→ **AIM OF THE TASK**
Copy out all lines with the word "name" in them.

(Figure collection entries)
----------------------------------------

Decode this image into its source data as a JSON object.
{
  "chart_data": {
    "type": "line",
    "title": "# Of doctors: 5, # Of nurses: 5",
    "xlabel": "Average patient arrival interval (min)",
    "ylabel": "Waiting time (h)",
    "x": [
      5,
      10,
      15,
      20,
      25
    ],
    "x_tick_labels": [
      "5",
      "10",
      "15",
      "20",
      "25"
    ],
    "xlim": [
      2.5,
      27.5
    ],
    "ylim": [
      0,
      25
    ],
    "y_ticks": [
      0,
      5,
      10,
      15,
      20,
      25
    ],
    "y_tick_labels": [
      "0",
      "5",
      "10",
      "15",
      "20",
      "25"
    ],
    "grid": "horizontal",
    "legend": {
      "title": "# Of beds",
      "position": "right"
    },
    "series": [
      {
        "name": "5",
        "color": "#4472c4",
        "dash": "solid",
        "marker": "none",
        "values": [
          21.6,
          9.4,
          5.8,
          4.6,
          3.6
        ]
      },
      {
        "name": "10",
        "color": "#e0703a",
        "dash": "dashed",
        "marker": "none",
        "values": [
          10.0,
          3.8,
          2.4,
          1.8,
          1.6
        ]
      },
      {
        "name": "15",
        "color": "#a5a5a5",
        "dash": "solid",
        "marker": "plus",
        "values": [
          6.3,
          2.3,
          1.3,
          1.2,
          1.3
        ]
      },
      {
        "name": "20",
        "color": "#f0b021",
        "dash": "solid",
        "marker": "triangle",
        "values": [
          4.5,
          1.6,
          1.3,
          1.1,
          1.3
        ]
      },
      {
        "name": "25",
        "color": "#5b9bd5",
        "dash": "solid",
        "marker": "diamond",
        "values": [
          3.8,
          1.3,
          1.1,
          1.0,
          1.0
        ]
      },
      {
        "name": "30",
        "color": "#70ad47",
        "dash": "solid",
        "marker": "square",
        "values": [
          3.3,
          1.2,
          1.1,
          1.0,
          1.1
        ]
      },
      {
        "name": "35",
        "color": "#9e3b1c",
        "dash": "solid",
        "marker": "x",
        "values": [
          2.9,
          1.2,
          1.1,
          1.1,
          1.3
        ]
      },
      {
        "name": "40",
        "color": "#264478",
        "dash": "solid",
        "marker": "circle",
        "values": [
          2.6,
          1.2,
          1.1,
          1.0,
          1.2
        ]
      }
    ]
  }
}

----------------------------------------

→ **OUTPUT OF THE TASK**
        "name": "5",
        "name": "10",
        "name": "15",
        "name": "20",
        "name": "25",
        "name": "30",
        "name": "35",
        "name": "40",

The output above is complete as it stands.